**Stated problem:** Your task is to extract every line from the material below exactly.

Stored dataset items
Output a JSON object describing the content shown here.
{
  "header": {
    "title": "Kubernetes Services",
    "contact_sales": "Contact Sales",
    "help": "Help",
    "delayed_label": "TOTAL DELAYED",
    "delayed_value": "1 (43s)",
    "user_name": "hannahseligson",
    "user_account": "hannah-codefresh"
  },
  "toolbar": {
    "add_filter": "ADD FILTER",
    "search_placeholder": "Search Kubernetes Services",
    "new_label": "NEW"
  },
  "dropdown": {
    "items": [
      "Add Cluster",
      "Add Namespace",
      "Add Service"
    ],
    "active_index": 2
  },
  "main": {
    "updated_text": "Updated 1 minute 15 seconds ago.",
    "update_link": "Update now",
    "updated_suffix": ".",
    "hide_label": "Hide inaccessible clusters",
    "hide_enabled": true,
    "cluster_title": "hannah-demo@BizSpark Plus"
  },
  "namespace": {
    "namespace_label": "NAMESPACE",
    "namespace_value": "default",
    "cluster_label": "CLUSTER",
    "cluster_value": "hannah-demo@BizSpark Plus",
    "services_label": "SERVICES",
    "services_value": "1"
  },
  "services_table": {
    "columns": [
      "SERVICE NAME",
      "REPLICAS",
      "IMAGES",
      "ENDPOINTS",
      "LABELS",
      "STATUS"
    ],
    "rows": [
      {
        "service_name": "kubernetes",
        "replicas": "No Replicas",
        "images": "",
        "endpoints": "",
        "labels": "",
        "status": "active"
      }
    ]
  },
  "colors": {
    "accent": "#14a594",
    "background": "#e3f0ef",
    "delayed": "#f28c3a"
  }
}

**The output:**
Output a JSON object describing the content shown here.
{
  "header": {
    "title": "Kubernetes Services",
    "contact_sales": "Contact Sales",
    "help": "Help",
    "delayed_label": "TOTAL DELAYED",
    "delayed_value": "1 (43s)",
    "user_name": "hannahseligson",
    "user_account": "hannah-codefresh"
  },
  "toolbar": {
    "add_filter": "ADD FILTER",
    "search_placeholder": "Search Kubernetes Services",
    "new_label": "NEW"
  },
  "dropdown": {
    "items": [
      "Add Cluster",
      "Add Namespace",
      "Add Service"
    ],
    "active_index": 2
  },
  "main": {
    "updated_text": "Updated 1 minute 15 seconds ago.",
    "update_link": "Update now",
    "updated_suffix": ".",
    "hide_label": "Hide inaccessible clusters",
    "hide_enabled": true,
    "cluster_title": "hannah-demo@BizSpark Plus"
  },
  "namespace": {
    "namespace_label": "NAMESPACE",
    "namespace_value": "default",
    "cluster_label": "CLUSTER",
    "cluster_value": "hannah-demo@BizSpark Plus",
    "services_label": "SERVICES",
    "services_value": "1"
  },
  "services_table": {
    "columns": [
      "SERVICE NAME",
      "REPLICAS",
      "IMAGES",
      "ENDPOINTS",
      "LABELS",
      "STATUS"
    ],
    "rows": [
      {
        "service_name": "kubernetes",
        "replicas": "No Replicas",
        "images": "",
        "endpoints": "",
        "labels": "",
        "status": "active"
      }
    ]
  },
  "colors": {
    "accent": "#14a594",
    "background": "#e3f0ef",
    "delayed": "#f28c3a"
  }
}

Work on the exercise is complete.